TASK
Give only the number of lines in the records below that contain the word "lighting".
-- START OF DATA SHOWN --
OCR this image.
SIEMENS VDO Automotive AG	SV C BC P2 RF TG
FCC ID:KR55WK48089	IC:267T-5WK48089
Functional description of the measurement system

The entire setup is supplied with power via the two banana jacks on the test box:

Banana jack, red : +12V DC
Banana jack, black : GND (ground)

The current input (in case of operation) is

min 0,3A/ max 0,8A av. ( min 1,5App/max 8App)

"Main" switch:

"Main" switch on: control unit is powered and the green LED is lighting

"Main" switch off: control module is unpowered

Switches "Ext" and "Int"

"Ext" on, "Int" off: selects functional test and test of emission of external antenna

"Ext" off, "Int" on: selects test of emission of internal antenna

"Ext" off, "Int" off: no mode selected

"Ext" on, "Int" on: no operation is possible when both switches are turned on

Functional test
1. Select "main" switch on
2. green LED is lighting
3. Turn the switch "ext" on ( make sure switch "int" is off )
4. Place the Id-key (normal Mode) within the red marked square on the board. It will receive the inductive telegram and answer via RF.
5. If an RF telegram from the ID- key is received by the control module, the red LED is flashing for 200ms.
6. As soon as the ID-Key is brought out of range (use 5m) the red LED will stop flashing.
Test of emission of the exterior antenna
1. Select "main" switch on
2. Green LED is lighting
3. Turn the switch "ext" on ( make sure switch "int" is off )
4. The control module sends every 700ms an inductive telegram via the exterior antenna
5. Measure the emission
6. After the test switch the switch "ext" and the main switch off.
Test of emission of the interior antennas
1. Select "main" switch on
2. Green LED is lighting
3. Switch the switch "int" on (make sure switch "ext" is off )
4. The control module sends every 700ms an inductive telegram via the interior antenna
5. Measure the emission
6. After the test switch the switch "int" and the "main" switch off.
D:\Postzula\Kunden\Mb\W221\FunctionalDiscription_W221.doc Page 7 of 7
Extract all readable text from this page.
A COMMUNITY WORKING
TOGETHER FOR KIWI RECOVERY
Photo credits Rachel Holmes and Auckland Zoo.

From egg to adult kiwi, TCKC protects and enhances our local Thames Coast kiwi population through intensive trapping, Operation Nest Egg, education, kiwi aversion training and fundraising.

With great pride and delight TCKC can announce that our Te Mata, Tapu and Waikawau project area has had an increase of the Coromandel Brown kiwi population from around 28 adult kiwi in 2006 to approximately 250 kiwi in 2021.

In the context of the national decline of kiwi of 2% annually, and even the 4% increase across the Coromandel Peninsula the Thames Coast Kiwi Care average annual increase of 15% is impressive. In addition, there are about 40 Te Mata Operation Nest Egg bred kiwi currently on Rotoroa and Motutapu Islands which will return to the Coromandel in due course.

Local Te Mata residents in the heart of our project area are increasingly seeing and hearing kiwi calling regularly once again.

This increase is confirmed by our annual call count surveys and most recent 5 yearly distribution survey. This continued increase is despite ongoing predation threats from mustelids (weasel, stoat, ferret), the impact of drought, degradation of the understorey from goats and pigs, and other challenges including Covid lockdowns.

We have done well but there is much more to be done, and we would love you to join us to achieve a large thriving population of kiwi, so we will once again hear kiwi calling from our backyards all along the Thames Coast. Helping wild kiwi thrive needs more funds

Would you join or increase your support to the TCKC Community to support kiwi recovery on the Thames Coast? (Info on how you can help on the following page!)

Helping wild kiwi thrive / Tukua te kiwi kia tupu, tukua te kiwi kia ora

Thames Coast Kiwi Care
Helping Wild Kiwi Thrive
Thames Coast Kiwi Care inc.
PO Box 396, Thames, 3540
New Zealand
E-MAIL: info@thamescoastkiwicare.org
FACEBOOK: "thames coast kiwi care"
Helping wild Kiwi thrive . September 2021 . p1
-- END OF DATA SHOWN --
WRITTEN RESPONSE
4